What you need to do - Output the entries word for word. Omit images.

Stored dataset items
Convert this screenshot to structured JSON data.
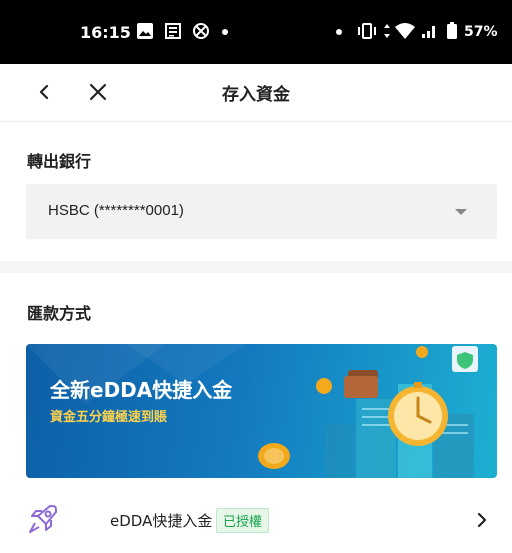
{
  "status_bar": {
    "time": "16:15",
    "battery": "57%"
  },
  "nav": {
    "title": "存入資金"
  },
  "transfer_bank": {
    "section_title": "轉出銀行",
    "selected_value": "HSBC (********0001)"
  },
  "remittance": {
    "section_title": "匯款方式",
    "banner": {
      "headline": "全新eDDA快捷入金",
      "subline": "資金五分鐘極速到賬"
    },
    "methods": [
      {
        "label": "eDDA快捷入金",
        "badge": "已授權",
        "icon": "rocket-icon"
      }
    ]
  },
  "colors": {
    "accent_green": "#1aa34a",
    "banner_blue": "#1379bf",
    "banner_yellow": "#ffd24a"
  }
}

Full answer -
Convert this screenshot to structured JSON data.
{
  "status_bar": {
    "time": "16:15",
    "battery": "57%"
  },
  "nav": {
    "title": "存入資金"
  },
  "transfer_bank": {
    "section_title": "轉出銀行",
    "selected_value": "HSBC (********0001)"
  },
  "remittance": {
    "section_title": "匯款方式",
    "banner": {
      "headline": "全新eDDA快捷入金",
      "subline": "資金五分鐘極速到賬"
    },
    "methods": [
      {
        "label": "eDDA快捷入金",
        "badge": "已授權",
        "icon": "rocket-icon"
      }
    ]
  },
  "colors": {
    "accent_green": "#1aa34a",
    "banner_blue": "#1379bf",
    "banner_yellow": "#ffd24a"
  }
}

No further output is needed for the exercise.